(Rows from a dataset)
----
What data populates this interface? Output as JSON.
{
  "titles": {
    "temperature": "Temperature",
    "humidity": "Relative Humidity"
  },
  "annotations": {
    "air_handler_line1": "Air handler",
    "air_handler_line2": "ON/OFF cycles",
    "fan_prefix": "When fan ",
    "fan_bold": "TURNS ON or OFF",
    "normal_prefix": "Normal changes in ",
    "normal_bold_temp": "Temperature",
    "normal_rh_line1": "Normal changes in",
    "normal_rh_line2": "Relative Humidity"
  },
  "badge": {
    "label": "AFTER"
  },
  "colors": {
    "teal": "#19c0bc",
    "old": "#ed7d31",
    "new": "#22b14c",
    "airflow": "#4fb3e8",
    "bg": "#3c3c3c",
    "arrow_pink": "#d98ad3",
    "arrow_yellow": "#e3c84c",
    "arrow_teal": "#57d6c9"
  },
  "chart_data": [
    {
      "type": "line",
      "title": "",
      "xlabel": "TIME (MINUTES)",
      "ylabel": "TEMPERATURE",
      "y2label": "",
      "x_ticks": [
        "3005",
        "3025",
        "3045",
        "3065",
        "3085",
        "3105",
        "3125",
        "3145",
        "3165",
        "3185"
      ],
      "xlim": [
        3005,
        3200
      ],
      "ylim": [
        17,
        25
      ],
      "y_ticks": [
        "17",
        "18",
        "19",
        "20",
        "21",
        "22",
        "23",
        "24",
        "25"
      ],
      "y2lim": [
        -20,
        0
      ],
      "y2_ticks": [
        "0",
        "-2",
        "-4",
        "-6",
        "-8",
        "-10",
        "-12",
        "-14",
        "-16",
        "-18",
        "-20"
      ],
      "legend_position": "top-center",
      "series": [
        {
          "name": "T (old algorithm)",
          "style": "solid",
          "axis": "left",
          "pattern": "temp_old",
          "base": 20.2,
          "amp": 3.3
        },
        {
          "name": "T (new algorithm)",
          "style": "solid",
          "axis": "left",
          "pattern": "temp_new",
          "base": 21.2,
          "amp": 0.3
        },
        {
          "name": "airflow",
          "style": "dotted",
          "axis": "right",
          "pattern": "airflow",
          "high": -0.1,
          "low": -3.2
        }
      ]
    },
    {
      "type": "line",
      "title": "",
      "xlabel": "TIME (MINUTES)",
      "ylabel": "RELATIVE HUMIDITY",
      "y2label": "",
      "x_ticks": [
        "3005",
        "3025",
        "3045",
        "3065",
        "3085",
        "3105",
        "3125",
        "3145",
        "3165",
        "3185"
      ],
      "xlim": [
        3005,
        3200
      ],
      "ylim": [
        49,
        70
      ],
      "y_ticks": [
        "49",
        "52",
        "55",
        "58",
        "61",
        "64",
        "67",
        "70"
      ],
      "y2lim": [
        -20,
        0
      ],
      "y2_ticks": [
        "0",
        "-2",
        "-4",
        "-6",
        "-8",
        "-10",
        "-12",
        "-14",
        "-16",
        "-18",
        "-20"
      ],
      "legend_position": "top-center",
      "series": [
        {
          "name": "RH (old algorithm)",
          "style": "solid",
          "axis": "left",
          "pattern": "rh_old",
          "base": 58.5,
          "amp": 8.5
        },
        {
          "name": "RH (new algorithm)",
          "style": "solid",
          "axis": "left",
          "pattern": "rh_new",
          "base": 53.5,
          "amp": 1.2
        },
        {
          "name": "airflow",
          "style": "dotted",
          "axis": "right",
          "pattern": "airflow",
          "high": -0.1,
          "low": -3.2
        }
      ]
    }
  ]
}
----
* _Directions_
Each line of the material should be duplicated exactly, please.

* _Task solution_
What data populates this interface? Output as JSON.
{
  "titles": {
    "temperature": "Temperature",
    "humidity": "Relative Humidity"
  },
  "annotations": {
    "air_handler_line1": "Air handler",
    "air_handler_line2": "ON/OFF cycles",
    "fan_prefix": "When fan ",
    "fan_bold": "TURNS ON or OFF",
    "normal_prefix": "Normal changes in ",
    "normal_bold_temp": "Temperature",
    "normal_rh_line1": "Normal changes in",
    "normal_rh_line2": "Relative Humidity"
  },
  "badge": {
    "label": "AFTER"
  },
  "colors": {
    "teal": "#19c0bc",
    "old": "#ed7d31",
    "new": "#22b14c",
    "airflow": "#4fb3e8",
    "bg": "#3c3c3c",
    "arrow_pink": "#d98ad3",
    "arrow_yellow": "#e3c84c",
    "arrow_teal": "#57d6c9"
  },
  "chart_data": [
    {
      "type": "line",
      "title": "",
      "xlabel": "TIME (MINUTES)",
      "ylabel": "TEMPERATURE",
      "y2label": "",
      "x_ticks": [
        "3005",
        "3025",
        "3045",
        "3065",
        "3085",
        "3105",
        "3125",
        "3145",
        "3165",
        "3185"
      ],
      "xlim": [
        3005,
        3200
      ],
      "ylim": [
        17,
        25
      ],
      "y_ticks": [
        "17",
        "18",
        "19",
        "20",
        "21",
        "22",
        "23",
        "24",
        "25"
      ],
      "y2lim": [
        -20,
        0
      ],
      "y2_ticks": [
        "0",
        "-2",
        "-4",
        "-6",
        "-8",
        "-10",
        "-12",
        "-14",
        "-16",
        "-18",
        "-20"
      ],
      "legend_position": "top-center",
      "series": [
        {
          "name": "T (old algorithm)",
          "style": "solid",
          "axis": "left",
          "pattern": "temp_old",
          "base": 20.2,
          "amp": 3.3
        },
        {
          "name": "T (new algorithm)",
          "style": "solid",
          "axis": "left",
          "pattern": "temp_new",
          "base": 21.2,
          "amp": 0.3
        },
        {
          "name": "airflow",
          "style": "dotted",
          "axis": "right",
          "pattern": "airflow",
          "high": -0.1,
          "low": -3.2
        }
      ]
    },
    {
      "type": "line",
      "title": "",
      "xlabel": "TIME (MINUTES)",
      "ylabel": "RELATIVE HUMIDITY",
      "y2label": "",
      "x_ticks": [
        "3005",
        "3025",
        "3045",
        "3065",
        "3085",
        "3105",
        "3125",
        "3145",
        "3165",
        "3185"
      ],
      "xlim": [
        3005,
        3200
      ],
      "ylim": [
        49,
        70
      ],
      "y_ticks": [
        "49",
        "52",
        "55",
        "58",
        "61",
        "64",
        "67",
        "70"
      ],
      "y2lim": [
        -20,
        0
      ],
      "y2_ticks": [
        "0",
        "-2",
        "-4",
        "-6",
        "-8",
        "-10",
        "-12",
        "-14",
        "-16",
        "-18",
        "-20"
      ],
      "legend_position": "top-center",
      "series": [
        {
          "name": "RH (old algorithm)",
          "style": "solid",
          "axis": "left",
          "pattern": "rh_old",
          "base": 58.5,
          "amp": 8.5
        },
        {
          "name": "RH (new algorithm)",
          "style": "solid",
          "axis": "left",
          "pattern": "rh_new",
          "base": 53.5,
          "amp": 1.2
        },
        {
          "name": "airflow",
          "style": "dotted",
          "axis": "right",
          "pattern": "airflow",
          "high": -0.1,
          "low": -3.2
        }
      ]
    }
  ]
}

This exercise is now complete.